Take all the material and copy it exactly.

══ GIVEN RECORDS

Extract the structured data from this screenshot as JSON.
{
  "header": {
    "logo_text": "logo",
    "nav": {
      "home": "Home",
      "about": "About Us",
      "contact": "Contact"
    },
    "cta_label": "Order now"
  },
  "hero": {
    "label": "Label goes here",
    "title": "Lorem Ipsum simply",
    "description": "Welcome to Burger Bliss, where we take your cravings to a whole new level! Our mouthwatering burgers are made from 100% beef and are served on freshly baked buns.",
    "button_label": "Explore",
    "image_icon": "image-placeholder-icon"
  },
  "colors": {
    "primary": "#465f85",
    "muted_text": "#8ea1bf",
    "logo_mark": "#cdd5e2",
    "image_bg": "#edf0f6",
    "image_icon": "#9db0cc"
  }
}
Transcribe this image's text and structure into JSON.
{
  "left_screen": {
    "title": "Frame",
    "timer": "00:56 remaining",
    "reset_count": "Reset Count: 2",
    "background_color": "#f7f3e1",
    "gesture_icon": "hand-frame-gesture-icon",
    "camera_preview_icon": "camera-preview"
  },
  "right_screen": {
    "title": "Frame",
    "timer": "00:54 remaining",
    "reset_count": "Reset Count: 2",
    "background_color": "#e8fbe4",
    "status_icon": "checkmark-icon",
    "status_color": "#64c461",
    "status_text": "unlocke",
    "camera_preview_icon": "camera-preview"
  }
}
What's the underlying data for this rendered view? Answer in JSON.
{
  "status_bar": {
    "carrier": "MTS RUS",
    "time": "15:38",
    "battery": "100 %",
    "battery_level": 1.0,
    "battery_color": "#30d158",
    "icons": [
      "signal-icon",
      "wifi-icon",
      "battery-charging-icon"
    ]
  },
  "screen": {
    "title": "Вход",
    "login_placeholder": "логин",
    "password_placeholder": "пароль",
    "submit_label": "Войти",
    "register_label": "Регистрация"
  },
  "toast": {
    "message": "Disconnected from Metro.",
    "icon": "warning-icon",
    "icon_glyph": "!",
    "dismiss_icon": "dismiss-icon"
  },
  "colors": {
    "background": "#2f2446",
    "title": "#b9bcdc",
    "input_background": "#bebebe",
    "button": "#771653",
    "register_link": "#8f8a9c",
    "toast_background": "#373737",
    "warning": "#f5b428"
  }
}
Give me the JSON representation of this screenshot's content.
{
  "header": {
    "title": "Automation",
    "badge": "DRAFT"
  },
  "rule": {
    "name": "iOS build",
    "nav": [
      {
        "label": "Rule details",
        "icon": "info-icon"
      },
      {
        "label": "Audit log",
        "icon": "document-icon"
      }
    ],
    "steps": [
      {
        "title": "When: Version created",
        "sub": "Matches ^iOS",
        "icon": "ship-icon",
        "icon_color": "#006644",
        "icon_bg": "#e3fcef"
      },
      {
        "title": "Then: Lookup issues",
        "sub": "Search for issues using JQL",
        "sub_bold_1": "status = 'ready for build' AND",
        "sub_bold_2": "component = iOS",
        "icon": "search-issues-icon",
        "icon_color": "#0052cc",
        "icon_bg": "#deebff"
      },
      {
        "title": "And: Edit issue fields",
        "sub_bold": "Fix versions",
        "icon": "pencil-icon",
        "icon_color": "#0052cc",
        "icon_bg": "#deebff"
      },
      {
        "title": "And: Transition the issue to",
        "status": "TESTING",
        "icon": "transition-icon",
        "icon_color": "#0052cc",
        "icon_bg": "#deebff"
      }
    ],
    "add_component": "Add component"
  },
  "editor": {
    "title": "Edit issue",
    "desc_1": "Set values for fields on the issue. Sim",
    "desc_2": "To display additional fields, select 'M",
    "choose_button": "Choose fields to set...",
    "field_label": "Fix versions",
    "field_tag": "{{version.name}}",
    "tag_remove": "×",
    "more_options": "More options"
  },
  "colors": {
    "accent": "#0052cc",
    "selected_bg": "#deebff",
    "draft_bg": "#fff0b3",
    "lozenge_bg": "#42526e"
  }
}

════

CORRECT RESPONSE =
Extract the structured data from this screenshot as JSON.
{
  "header": {
    "logo_text": "logo",
    "nav": {
      "home": "Home",
      "about": "About Us",
      "contact": "Contact"
    },
    "cta_label": "Order now"
  },
  "hero": {
    "label": "Label goes here",
    "title": "Lorem Ipsum simply",
    "description": "Welcome to Burger Bliss, where we take your cravings to a whole new level! Our mouthwatering burgers are made from 100% beef and are served on freshly baked buns.",
    "button_label": "Explore",
    "image_icon": "image-placeholder-icon"
  },
  "colors": {
    "primary": "#465f85",
    "muted_text": "#8ea1bf",
    "logo_mark": "#cdd5e2",
    "image_bg": "#edf0f6",
    "image_icon": "#9db0cc"
  }
}
Transcribe this image's text and structure into JSON.
{
  "left_screen": {
    "title": "Frame",
    "timer": "00:56 remaining",
    "reset_count": "Reset Count: 2",
    "background_color": "#f7f3e1",
    "gesture_icon": "hand-frame-gesture-icon",
    "camera_preview_icon": "camera-preview"
  },
  "right_screen": {
    "title": "Frame",
    "timer": "00:54 remaining",
    "reset_count": "Reset Count: 2",
    "background_color": "#e8fbe4",
    "status_icon": "checkmark-icon",
    "status_color": "#64c461",
    "status_text": "unlocke",
    "camera_preview_icon": "camera-preview"
  }
}
What's the underlying data for this rendered view? Answer in JSON.
{
  "status_bar": {
    "carrier": "MTS RUS",
    "time": "15:38",
    "battery": "100 %",
    "battery_level": 1.0,
    "battery_color": "#30d158",
    "icons": [
      "signal-icon",
      "wifi-icon",
      "battery-charging-icon"
    ]
  },
  "screen": {
    "title": "Вход",
    "login_placeholder": "логин",
    "password_placeholder": "пароль",
    "submit_label": "Войти",
    "register_label": "Регистрация"
  },
  "toast": {
    "message": "Disconnected from Metro.",
    "icon": "warning-icon",
    "icon_glyph": "!",
    "dismiss_icon": "dismiss-icon"
  },
  "colors": {
    "background": "#2f2446",
    "title": "#b9bcdc",
    "input_background": "#bebebe",
    "button": "#771653",
    "register_link": "#8f8a9c",
    "toast_background": "#373737",
    "warning": "#f5b428"
  }
}
Give me the JSON representation of this screenshot's content.
{
  "header": {
    "title": "Automation",
    "badge": "DRAFT"
  },
  "rule": {
    "name": "iOS build",
    "nav": [
      {
        "label": "Rule details",
        "icon": "info-icon"
      },
      {
        "label": "Audit log",
        "icon": "document-icon"
      }
    ],
    "steps": [
      {
        "title": "When: Version created",
        "sub": "Matches ^iOS",
        "icon": "ship-icon",
        "icon_color": "#006644",
        "icon_bg": "#e3fcef"
      },
      {
        "title": "Then: Lookup issues",
        "sub": "Search for issues using JQL",
        "sub_bold_1": "status = 'ready for build' AND",
        "sub_bold_2": "component = iOS",
        "icon": "search-issues-icon",
        "icon_color": "#0052cc",
        "icon_bg": "#deebff"
      },
      {
        "title": "And: Edit issue fields",
        "sub_bold": "Fix versions",
        "icon": "pencil-icon",
        "icon_color": "#0052cc",
        "icon_bg": "#deebff"
      },
      {
        "title": "And: Transition the issue to",
        "status": "TESTING",
        "icon": "transition-icon",
        "icon_color": "#0052cc",
        "icon_bg": "#deebff"
      }
    ],
    "add_component": "Add component"
  },
  "editor": {
    "title": "Edit issue",
    "desc_1": "Set values for fields on the issue. Sim",
    "desc_2": "To display additional fields, select 'M",
    "choose_button": "Choose fields to set...",
    "field_label": "Fix versions",
    "field_tag": "{{version.name}}",
    "tag_remove": "×",
    "more_options": "More options"
  },
  "colors": {
    "accent": "#0052cc",
    "selected_bg": "#deebff",
    "draft_bg": "#fff0b3",
    "lozenge_bg": "#42526e"
  }
}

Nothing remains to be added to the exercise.